And what if, owing to my chronic reluctance to commit myself to a plan – any plan – and stick to it, I simply change my mind about travelling? Am I punished for my caprice? No, I am not punished. I am compensated, to the tune of up to €7,000.

Having never been knowingly overinsured before, I was really hoping to get the full use out of this. Instead, things have all gone swimmingly. Everything took off when it was supposed to; volcanoes remained stubbornly dormant; I didn’t break any bones while skiing (though I have only myself to blame for that, having neglected to ski); not a stitch of my impressive collection of outmoded polyester ended up in Abu Dhabi by mistake; because I travelled with people who still think you have to be at the airport two hours before, even when you’ve checked in online, I didn’t miss a single flight (though a certain amount of unpleasantness while we waited two sodding hours for the gate to open was unavoidable). And I flew Aeroflot, time and time again, without so much as a near-miss to show for it.

Now my beautiful insurance policy expires tomorrow, and won’t have benefited me in the slightest, not least because I wasn’t on that ferry. Worst €40 I ever spent.

The unlucky ship, the Oscar Wilde, left Rosslare last Sunday and was stuck outside Cherbourg because of the weather; when it finally docked on Wednesday, they couldn’t get the door open, so everyone was stranded on board for several more hours, gazing at that tent of blue which passengers call the sky, to paraphrase Oscar.

**Records shown:**
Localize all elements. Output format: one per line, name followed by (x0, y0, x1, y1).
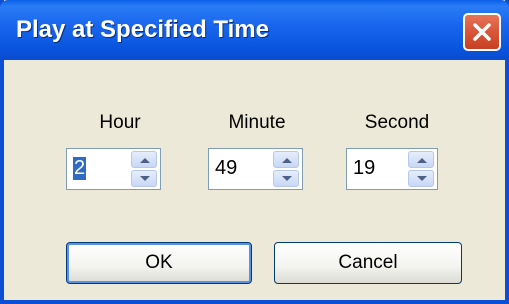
dialog-title: Play at Specified Time (16, 16, 269, 43)
ok-button[interactable]: OK (66, 242, 252, 284)
minute-spin-buttons (273, 151, 299, 187)
arrow-up-icon (282, 158, 292, 163)
dialog-window: Play at Specified Time Hour 2 Minute 49 (0, 0, 509, 304)
second-decrement-button[interactable] (408, 170, 434, 187)
hour-label: Hour (99, 112, 141, 133)
dialog-content: Hour 2 Minute 49 Second 19 OK Cancel (4, 60, 505, 300)
arrow-down-icon (140, 176, 150, 181)
hour-spinner[interactable]: 2 (66, 148, 161, 190)
close-button[interactable] (463, 13, 501, 51)
minute-decrement-button[interactable] (273, 170, 299, 187)
second-spin-buttons (408, 151, 434, 187)
cancel-button[interactable]: Cancel (274, 242, 462, 284)
minute-increment-button[interactable] (273, 151, 299, 168)
hour-increment-button[interactable] (131, 151, 157, 168)
minute-spinner[interactable]: 49 (208, 148, 303, 190)
arrow-down-icon (282, 176, 292, 181)
title-bar[interactable]: Play at Specified Time (0, 0, 509, 60)
hour-decrement-button[interactable] (131, 170, 157, 187)
arrow-up-icon (417, 158, 427, 163)
minute-value[interactable]: 49 (215, 157, 237, 180)
close-icon (473, 23, 491, 41)
second-spinner[interactable]: 19 (346, 148, 438, 190)
second-label: Second (364, 112, 430, 133)
second-increment-button[interactable] (408, 151, 434, 168)
hour-value[interactable]: 2 (73, 157, 87, 180)
arrow-down-icon (417, 176, 427, 181)
second-value[interactable]: 19 (353, 157, 375, 180)
arrow-up-icon (140, 158, 150, 163)
minute-label: Minute (228, 112, 286, 133)
hour-spin-buttons (131, 151, 157, 187)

**Parts of the exercise:**
a – Please list every place name that appears in the travel insurance text.
b – Pick up the travel insurance text after its final sentence and carry it on.
The records were drawn from a separate source.

**Per-task answers:**
a – Abu Dhabi, Rosslare, Cherbourg

b –
Only think of the cancelled hotel rooms I might have claimed for; the loss of my priceless mystery documents that got blown overboard; the ruination of my plan to spend a fortnight glamorously swanning around the Riviera in my manmade fabrics.

Having said that, it would take some effort to compensate a person for being stuck aboard a ferry. There are, of course, people who swear by ferries, but only because they’re too damn yellow to fly. So they pretend to enjoy the shrieking children, the stink of puke and chips, the tootle and flare of slot machines, and the society of a gang of merrymakers from Liverpool who are somehow still having a great time even though they’ve been drinking Carlsberg Special Brew for 24 solid hours and ought to have passed out long since instead of tirelessly trying to rope you into a singsong.

This isn’t what boat travel should be about. Boat travel should be about being Bette Davis in the second half of Now, Voyager. You begin as a frumpy middle-aged woman and by the time you’ve finished your cruise, you’ve lost ten years and ten kilos, while gaining the admiration of Paul Henreid and the ability to rock a hat.

Or better yet, you’re Deborah Kerr in An Affair to Remember. You manage to charm Cary Grant aboard a transatlantic liner, even though he’s a notorious dilettante and you’re a shade on the prim side, let’s be truthful. What a bit of luck. Then you meet his grandmother and the two of you get along famously. Things couldn’t be going better. Sure enough, you fall madly, hopelessly, teddibly in love.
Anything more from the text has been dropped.